Na perspectiva das minhas próprias pesquisas, a literatura de cordel apresenta um interesse triplo :

 

- No plano da produção textual, recorre a procedimentos de composição oral tanto quanto escrita ;

- No plano da recepção, mobiliza a audição e a leitura ; esse caráter, aparentemente incerto, não é fruto de simples acasos de circunstância mas de uma equivocidade profunda, causada pela história e que se tornou hoje essencial ;

- Pertence (por quantos anos ainda ?) a um setor geograficamente limitado do mundo contemporâneo, às realidades presentes e diretamente observáveis desse mundo. Pode ser portanto abarcado em sincronia com nossa situação de cultura. O fato é notável porque tradições semelhantes à literatura de cordel nordestina apagaram-se na Europa, numa época às vezes próxima da nossa, mas já distante a ponto de não permitir tal integração : assim, a literatura espanhola de mesmo nome, que permaneceu viva até a guerra civil. Remeto para o belo livro de J.-C. Baroja, Ensayo sobre la literatura de cordel (Madrid, Ed. Revista Occidente, 1969).

 

Qualquer que tenha sido a diversidade dos elementos que a constituiram, a literatura de cordel veicula até nós formas de dizer e alguns esquemas ficcionais velhos de quatro, cinco, seis séculos, que atravessaram quase intactos essa longa duração. Foi o que, no meu primeiro contato com o Brasil, atraiu em mim a atenção do medievista : esses curtos poemas narrativos apareciam globalmente como um verdadeiro conservatório do imaginário e do discurso poético medievais. Luis da Câmara Cascudo notou desde 1953 essa permanência, que parece ter desempenhado um papel determinante na fixação das formas estilísticas do cordel, sem deixar de se manifestar também aqui acolá no plano temático. Hoje, vários pesquisadores examinam com atenção este caso, excepcional no mundo ocidental, de continuidade histórica, como no livro de Jerusa Pires-Ferreira.

 

A expressão Literatura de cordel, vinda de Portugal para o Brasil, provavelmente no final do século XIX, refere-se ao costume dos mascates que, para vendê-los nas feiras, suspendem seus folhetos (livrinhos) a um barbante, como se estende roupa para secar. Estes folhetos são pequenos cadernos de papel acinzentado de má qualidade, leve e frágil, quase sempre no formato 11/18 e que contam oito, dezesseis, vinte e quatro páginas, ou qualquer outro número múltiplo de oito, raramento superior a quarenta e oito : por razões práticas de dobra da folha. Tais detalhes têm sua importância porque atestam da consideração de fatores puramente tipográficos na composição do texto. Simultaneamente, este escapa às convenções editoriais habituais na sociedade tecnológica : indicação de lugar, de data, até de autor ; sua situação social, por isso, difere pouco daquela dos manuscritos medievais…

 

Imprimem-se cerca de mil folhetos por ano, em tiragens por vezes enormes (fala-se em mais de 200.000 exemplares !) em pequenas oficinas especializadas, situadas nos Estados do Nordeste, Ceará, Paraíba, Pernambuco, Bahia e, há vários anos, no Rio, em São Paulo e algumas outras grandes cidades. Os proprietários de algumas dessas tipografias compõem uma parte dos textos que publicam ; e os folhetos mais apreciados pelo público são frequentemente reeditados, em sua versão original ou variantes diversas.

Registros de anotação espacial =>
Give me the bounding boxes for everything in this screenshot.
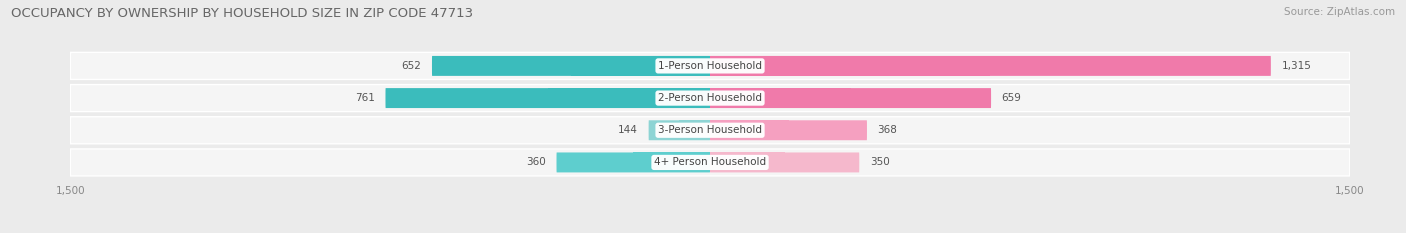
FancyBboxPatch shape: [710, 152, 859, 172]
Text: 360: 360: [526, 158, 546, 168]
FancyBboxPatch shape: [710, 56, 1271, 76]
FancyBboxPatch shape: [70, 117, 1350, 144]
Text: 659: 659: [1001, 93, 1022, 103]
FancyBboxPatch shape: [710, 120, 868, 140]
FancyBboxPatch shape: [385, 88, 710, 108]
Bar: [679, 120, 710, 140]
Text: 368: 368: [877, 125, 897, 135]
FancyBboxPatch shape: [70, 85, 1350, 112]
Bar: [633, 152, 710, 172]
Bar: [710, 152, 785, 172]
Text: 1-Person Household: 1-Person Household: [658, 61, 762, 71]
FancyBboxPatch shape: [648, 120, 710, 140]
Bar: [710, 56, 990, 76]
FancyBboxPatch shape: [710, 88, 991, 108]
Text: OCCUPANCY BY OWNERSHIP BY HOUSEHOLD SIZE IN ZIP CODE 47713: OCCUPANCY BY OWNERSHIP BY HOUSEHOLD SIZE…: [11, 7, 474, 20]
FancyBboxPatch shape: [557, 152, 710, 172]
Text: 4+ Person Household: 4+ Person Household: [654, 158, 766, 168]
Text: 1,315: 1,315: [1281, 61, 1312, 71]
Bar: [710, 120, 789, 140]
FancyBboxPatch shape: [70, 52, 1350, 79]
FancyBboxPatch shape: [70, 149, 1350, 176]
Bar: [710, 88, 851, 108]
Text: 2-Person Household: 2-Person Household: [658, 93, 762, 103]
Text: 652: 652: [402, 61, 422, 71]
Text: 144: 144: [619, 125, 638, 135]
Text: 3-Person Household: 3-Person Household: [658, 125, 762, 135]
Bar: [571, 56, 710, 76]
Text: 350: 350: [870, 158, 890, 168]
Text: Source: ZipAtlas.com: Source: ZipAtlas.com: [1284, 7, 1395, 17]
Bar: [548, 88, 710, 108]
FancyBboxPatch shape: [432, 56, 710, 76]
Text: 761: 761: [354, 93, 375, 103]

REQUISITOS =>
A: Liste os estados do Nordeste que o trecho sobre a literatura de cordel nomeia como sede das oficinas onde os folhetos são impressos.
B: Localize nos registros todas as linhas que contêm a palavra "shape" e copie cada uma delas.
O trecho e os registros não têm nenhuma relação entre si.

SOLUÇÕES EM ORDEM =>
A: Ceará, Paraíba, Pernambuco, Bahia

B:
FancyBboxPatch shape: [710, 152, 859, 172]
FancyBboxPatch shape: [710, 56, 1271, 76]
FancyBboxPatch shape: [70, 117, 1350, 144]
FancyBboxPatch shape: [710, 120, 868, 140]
FancyBboxPatch shape: [385, 88, 710, 108]
FancyBboxPatch shape: [70, 85, 1350, 112]
FancyBboxPatch shape: [648, 120, 710, 140]
FancyBboxPatch shape: [710, 88, 991, 108]
FancyBboxPatch shape: [557, 152, 710, 172]
FancyBboxPatch shape: [70, 52, 1350, 79]
FancyBboxPatch shape: [70, 149, 1350, 176]
FancyBboxPatch shape: [432, 56, 710, 76]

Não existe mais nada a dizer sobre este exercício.